-- Begin ENTRIES SUPPLIED --

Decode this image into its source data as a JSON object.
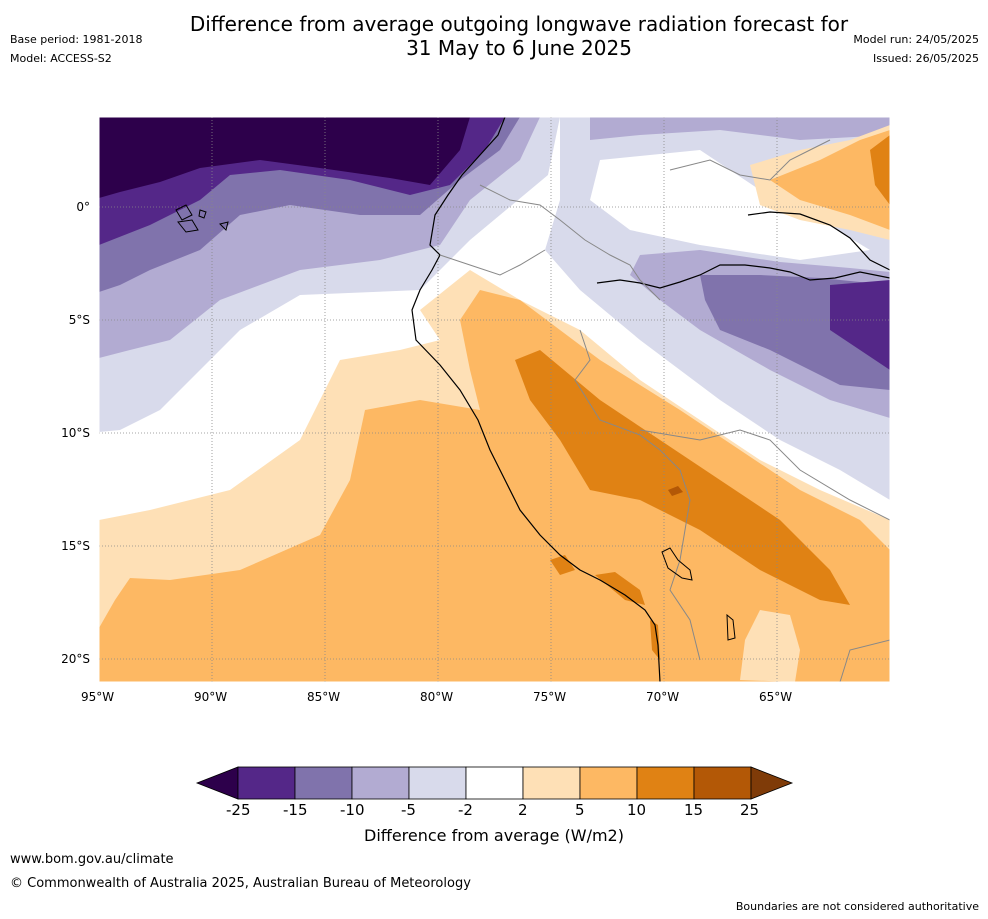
{
  "header": {
    "title_line1": "Difference from average outgoing longwave radiation forecast for",
    "title_line2": "31 May to 6 June 2025",
    "base_period": "Base period: 1981-2018",
    "model": "Model: ACCESS-S2",
    "model_run": "Model run: 24/05/2025",
    "issued": "Issued: 26/05/2025"
  },
  "map": {
    "lat_labels": [
      "0°",
      "5°S",
      "10°S",
      "15°S",
      "20°S"
    ],
    "lon_labels": [
      "95°W",
      "90°W",
      "85°W",
      "80°W",
      "75°W",
      "70°W",
      "65°W"
    ]
  },
  "colorbar": {
    "title": "Difference from average (W/m2)",
    "tick_labels": [
      "-25",
      "-15",
      "-10",
      "-5",
      "-2",
      "2",
      "5",
      "10",
      "15",
      "25"
    ],
    "colors": [
      "#2d004b",
      "#542788",
      "#8073ac",
      "#b2abd2",
      "#d8daeb",
      "#ffffff",
      "#fee0b6",
      "#fdb863",
      "#e08214",
      "#b35806",
      "#7f3b08"
    ]
  },
  "footer": {
    "website": "www.bom.gov.au/climate",
    "copyright": "© Commonwealth of Australia 2025, Australian Bureau of Meteorology",
    "disclaimer": "Boundaries are not considered authoritative"
  }
}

-- End ENTRIES SUPPLIED --

▸ **EXERCISE REQUIREMENTS**
Drop the images and quote the entries word for word.

▸ **ANSWER TO THIS TASK**
Decode this image into its source data as a JSON object.
{
  "header": {
    "title_line1": "Difference from average outgoing longwave radiation forecast for",
    "title_line2": "31 May to 6 June 2025",
    "base_period": "Base period: 1981-2018",
    "model": "Model: ACCESS-S2",
    "model_run": "Model run: 24/05/2025",
    "issued": "Issued: 26/05/2025"
  },
  "map": {
    "lat_labels": [
      "0°",
      "5°S",
      "10°S",
      "15°S",
      "20°S"
    ],
    "lon_labels": [
      "95°W",
      "90°W",
      "85°W",
      "80°W",
      "75°W",
      "70°W",
      "65°W"
    ]
  },
  "colorbar": {
    "title": "Difference from average (W/m2)",
    "tick_labels": [
      "-25",
      "-15",
      "-10",
      "-5",
      "-2",
      "2",
      "5",
      "10",
      "15",
      "25"
    ],
    "colors": [
      "#2d004b",
      "#542788",
      "#8073ac",
      "#b2abd2",
      "#d8daeb",
      "#ffffff",
      "#fee0b6",
      "#fdb863",
      "#e08214",
      "#b35806",
      "#7f3b08"
    ]
  },
  "footer": {
    "website": "www.bom.gov.au/climate",
    "copyright": "© Commonwealth of Australia 2025, Australian Bureau of Meteorology",
    "disclaimer": "Boundaries are not considered authoritative"
  }
}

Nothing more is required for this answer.